BRIEF: Below are records to transcribe exactly, without their pictures.

Items from a data source:
____

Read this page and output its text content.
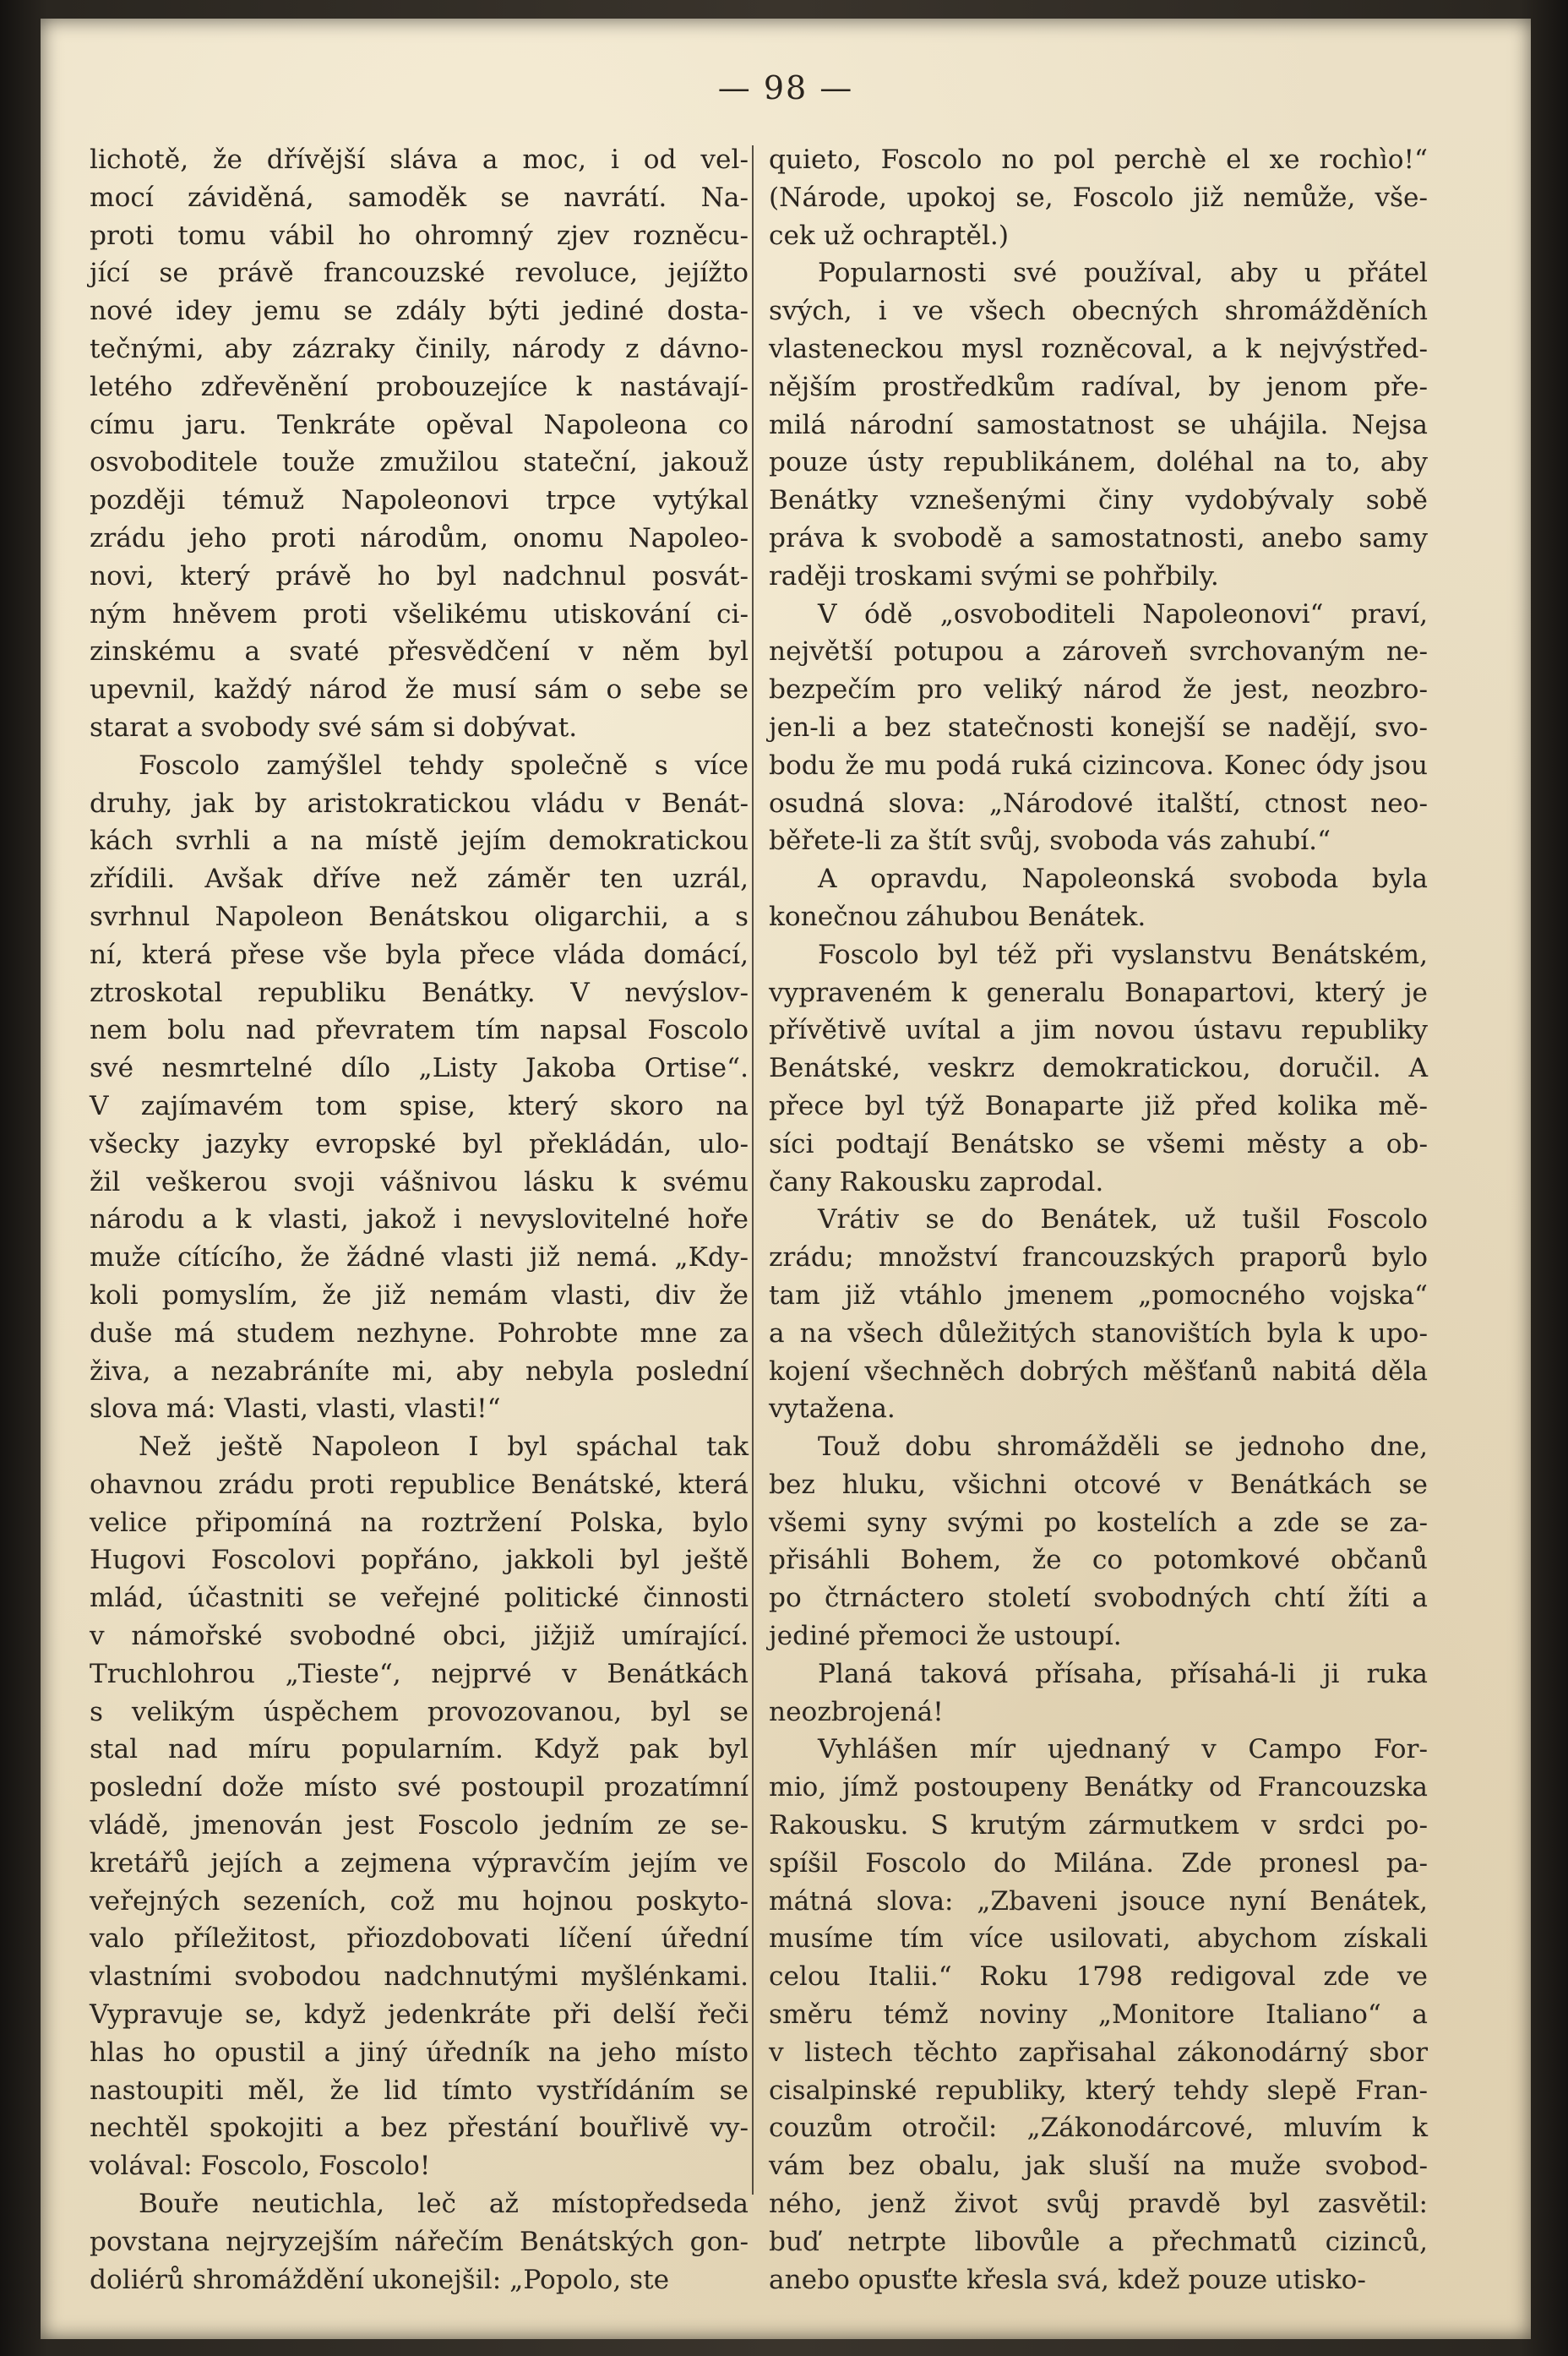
— 98 —
lichotě, že dřívější sláva a moc, i od vel-
mocí záviděná, samoděk se navrátí. Na-
proti tomu vábil ho ohromný zjev rozněcu-
jící se právě francouzské revoluce, jejížto
nové idey jemu se zdály býti jediné dosta-
tečnými, aby zázraky činily, národy z dávno-
letého zdřevěnění probouzejíce k nastávají-
címu jaru. Tenkráte opěval Napoleona co
osvoboditele touže zmužilou stateční, jakouž
později témuž Napoleonovi trpce vytýkal
zrádu jeho proti národům, onomu Napoleo-
novi, který právě ho byl nadchnul posvát-
ným hněvem proti všelikému utiskování ci-
zinskému a svaté přesvědčení v něm byl
upevnil, každý národ že musí sám o sebe se
starat a svobody své sám si dobývat.
Foscolo zamýšlel tehdy společně s více
druhy, jak by aristokratickou vládu v Benát-
kách svrhli a na místě jejím demokratickou
zřídili. Avšak dříve než záměr ten uzrál,
svrhnul Napoleon Benátskou oligarchii, a s
ní, která přese vše byla přece vláda domácí,
ztroskotal republiku Benátky. V nevýslov-
nem bolu nad převratem tím napsal Foscolo
své nesmrtelné dílo „Listy Jakoba Ortise“.
V zajímavém tom spise, který skoro na
všecky jazyky evropské byl překládán, ulo-
žil veškerou svoji vášnivou lásku k svému
národu a k vlasti, jakož i nevyslovitelné hoře
muže cítícího, že žádné vlasti již nemá. „Kdy-
koli pomyslím, že již nemám vlasti, div že
duše má studem nezhyne. Pohrobte mne za
živa, a nezabráníte mi, aby nebyla poslední
slova má: Vlasti, vlasti, vlasti!“
Než ještě Napoleon I byl spáchal tak
ohavnou zrádu proti republice Benátské, která
velice připomíná na roztržení Polska, bylo
Hugovi Foscolovi popřáno, jakkoli byl ještě
mlád, účastniti se veřejné politické činnosti
v námořské svobodné obci, jižjiž umírající.
Truchlohrou „Tieste“, nejprvé v Benátkách
s velikým úspěchem provozovanou, byl se
stal nad míru popularním. Když pak byl
poslední dože místo své postoupil prozatímní
vládě, jmenován jest Foscolo jedním ze se-
kretářů jejích a zejmena výpravčím jejím ve
veřejných sezeních, což mu hojnou poskyto-
valo příležitost, přiozdobovati líčení úřední
vlastními svobodou nadchnutými myšlénkami.
Vypravuje se, když jedenkráte při delší řeči
hlas ho opustil a jiný úředník na jeho místo
nastoupiti měl, že lid tímto vystřídáním se
nechtěl spokojiti a bez přestání bouřlivě vy-
volával: Foscolo, Foscolo!
Bouře neutichla, leč až místopředseda
povstana nejryzejším nářečím Benátských gon-
doliérů shromáždění ukonejšil: „Popolo, ste
quieto, Foscolo no pol perchè el xe rochìo!“
(Národe, upokoj se, Foscolo již nemůže, vše-
cek už ochraptěl.)
Popularnosti své používal, aby u přátel
svých, i ve všech obecných shromážděních
vlasteneckou mysl rozněcoval, a k nejvýstřed-
nějším prostředkům radíval, by jenom pře-
milá národní samostatnost se uhájila. Nejsa
pouze ústy republikánem, doléhal na to, aby
Benátky vznešenými činy vydobývaly sobě
práva k svobodě a samostatnosti, anebo samy
raději troskami svými se pohřbily.
V ódě „osvoboditeli Napoleonovi“ praví,
největší potupou a zároveň svrchovaným ne-
bezpečím pro veliký národ že jest, neozbro-
jen-li a bez statečnosti konejší se nadějí, svo-
bodu že mu podá ruká cizincova. Konec ódy jsou
osudná slova: „Národové italští, ctnost neo-
běřete-li za štít svůj, svoboda vás zahubí.“
A opravdu, Napoleonská svoboda byla
konečnou záhubou Benátek.
Foscolo byl též při vyslanstvu Benátském,
vypraveném k generalu Bonapartovi, který je
přívětivě uvítal a jim novou ústavu republiky
Benátské, veskrz demokratickou, doručil. A
přece byl týž Bonaparte již před kolika mě-
síci podtají Benátsko se všemi městy a ob-
čany Rakousku zaprodal.
Vrátiv se do Benátek, už tušil Foscolo
zrádu; množství francouzských praporů bylo
tam již vtáhlo jmenem „pomocného vojska“
a na všech důležitých stanovištích byla k upo-
kojení všechněch dobrých měšťanů nabitá děla
vytažena.
Touž dobu shromážděli se jednoho dne,
bez hluku, všichni otcové v Benátkách se
všemi syny svými po kostelích a zde se za-
přisáhli Bohem, že co potomkové občanů
po čtrnáctero století svobodných chtí žíti a
jediné přemoci že ustoupí.
Planá taková přísaha, přísahá-li ji ruka
neozbrojená!
Vyhlášen mír ujednaný v Campo For-
mio, jímž postoupeny Benátky od Francouzska
Rakousku. S krutým zármutkem v srdci po-
spíšil Foscolo do Milána. Zde pronesl pa-
mátná slova: „Zbaveni jsouce nyní Benátek,
musíme tím více usilovati, abychom získali
celou Italii.“ Roku 1798 redigoval zde ve
směru témž noviny „Monitore Italiano“ a
v listech těchto zapřisahal zákonodárný sbor
cisalpinské republiky, který tehdy slepě Fran-
couzům otročil: „Zákonodárcové, mluvím k
vám bez obalu, jak sluší na muže svobod-
ného, jenž život svůj pravdě byl zasvětil:
buď netrpte libovůle a přechmatů cizinců,
anebo opusťte křesla svá, kdež pouze utisko-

____

THE RESULT:
Read this page and output its text content.
— 98 —
lichotě, že dřívější sláva a moc, i od vel-
mocí záviděná, samoděk se navrátí. Na-
proti tomu vábil ho ohromný zjev rozněcu-
jící se právě francouzské revoluce, jejížto
nové idey jemu se zdály býti jediné dosta-
tečnými, aby zázraky činily, národy z dávno-
letého zdřevěnění probouzejíce k nastávají-
címu jaru. Tenkráte opěval Napoleona co
osvoboditele touže zmužilou stateční, jakouž
později témuž Napoleonovi trpce vytýkal
zrádu jeho proti národům, onomu Napoleo-
novi, který právě ho byl nadchnul posvát-
ným hněvem proti všelikému utiskování ci-
zinskému a svaté přesvědčení v něm byl
upevnil, každý národ že musí sám o sebe se
starat a svobody své sám si dobývat.
Foscolo zamýšlel tehdy společně s více
druhy, jak by aristokratickou vládu v Benát-
kách svrhli a na místě jejím demokratickou
zřídili. Avšak dříve než záměr ten uzrál,
svrhnul Napoleon Benátskou oligarchii, a s
ní, která přese vše byla přece vláda domácí,
ztroskotal republiku Benátky. V nevýslov-
nem bolu nad převratem tím napsal Foscolo
své nesmrtelné dílo „Listy Jakoba Ortise“.
V zajímavém tom spise, který skoro na
všecky jazyky evropské byl překládán, ulo-
žil veškerou svoji vášnivou lásku k svému
národu a k vlasti, jakož i nevyslovitelné hoře
muže cítícího, že žádné vlasti již nemá. „Kdy-
koli pomyslím, že již nemám vlasti, div že
duše má studem nezhyne. Pohrobte mne za
živa, a nezabráníte mi, aby nebyla poslední
slova má: Vlasti, vlasti, vlasti!“
Než ještě Napoleon I byl spáchal tak
ohavnou zrádu proti republice Benátské, která
velice připomíná na roztržení Polska, bylo
Hugovi Foscolovi popřáno, jakkoli byl ještě
mlád, účastniti se veřejné politické činnosti
v námořské svobodné obci, jižjiž umírající.
Truchlohrou „Tieste“, nejprvé v Benátkách
s velikým úspěchem provozovanou, byl se
stal nad míru popularním. Když pak byl
poslední dože místo své postoupil prozatímní
vládě, jmenován jest Foscolo jedním ze se-
kretářů jejích a zejmena výpravčím jejím ve
veřejných sezeních, což mu hojnou poskyto-
valo příležitost, přiozdobovati líčení úřední
vlastními svobodou nadchnutými myšlénkami.
Vypravuje se, když jedenkráte při delší řeči
hlas ho opustil a jiný úředník na jeho místo
nastoupiti měl, že lid tímto vystřídáním se
nechtěl spokojiti a bez přestání bouřlivě vy-
volával: Foscolo, Foscolo!
Bouře neutichla, leč až místopředseda
povstana nejryzejším nářečím Benátských gon-
doliérů shromáždění ukonejšil: „Popolo, ste
quieto, Foscolo no pol perchè el xe rochìo!“
(Národe, upokoj se, Foscolo již nemůže, vše-
cek už ochraptěl.)
Popularnosti své používal, aby u přátel
svých, i ve všech obecných shromážděních
vlasteneckou mysl rozněcoval, a k nejvýstřed-
nějším prostředkům radíval, by jenom pře-
milá národní samostatnost se uhájila. Nejsa
pouze ústy republikánem, doléhal na to, aby
Benátky vznešenými činy vydobývaly sobě
práva k svobodě a samostatnosti, anebo samy
raději troskami svými se pohřbily.
V ódě „osvoboditeli Napoleonovi“ praví,
největší potupou a zároveň svrchovaným ne-
bezpečím pro veliký národ že jest, neozbro-
jen-li a bez statečnosti konejší se nadějí, svo-
bodu že mu podá ruká cizincova. Konec ódy jsou
osudná slova: „Národové italští, ctnost neo-
běřete-li za štít svůj, svoboda vás zahubí.“
A opravdu, Napoleonská svoboda byla
konečnou záhubou Benátek.
Foscolo byl též při vyslanstvu Benátském,
vypraveném k generalu Bonapartovi, který je
přívětivě uvítal a jim novou ústavu republiky
Benátské, veskrz demokratickou, doručil. A
přece byl týž Bonaparte již před kolika mě-
síci podtají Benátsko se všemi městy a ob-
čany Rakousku zaprodal.
Vrátiv se do Benátek, už tušil Foscolo
zrádu; množství francouzských praporů bylo
tam již vtáhlo jmenem „pomocného vojska“
a na všech důležitých stanovištích byla k upo-
kojení všechněch dobrých měšťanů nabitá děla
vytažena.
Touž dobu shromážděli se jednoho dne,
bez hluku, všichni otcové v Benátkách se
všemi syny svými po kostelích a zde se za-
přisáhli Bohem, že co potomkové občanů
po čtrnáctero století svobodných chtí žíti a
jediné přemoci že ustoupí.
Planá taková přísaha, přísahá-li ji ruka
neozbrojená!
Vyhlášen mír ujednaný v Campo For-
mio, jímž postoupeny Benátky od Francouzska
Rakousku. S krutým zármutkem v srdci po-
spíšil Foscolo do Milána. Zde pronesl pa-
mátná slova: „Zbaveni jsouce nyní Benátek,
musíme tím více usilovati, abychom získali
celou Italii.“ Roku 1798 redigoval zde ve
směru témž noviny „Monitore Italiano“ a
v listech těchto zapřisahal zákonodárný sbor
cisalpinské republiky, který tehdy slepě Fran-
couzům otročil: „Zákonodárcové, mluvím k
vám bez obalu, jak sluší na muže svobod-
ného, jenž život svůj pravdě byl zasvětil:
buď netrpte libovůle a přechmatů cizinců,
anebo opusťte křesla svá, kdež pouze utisko-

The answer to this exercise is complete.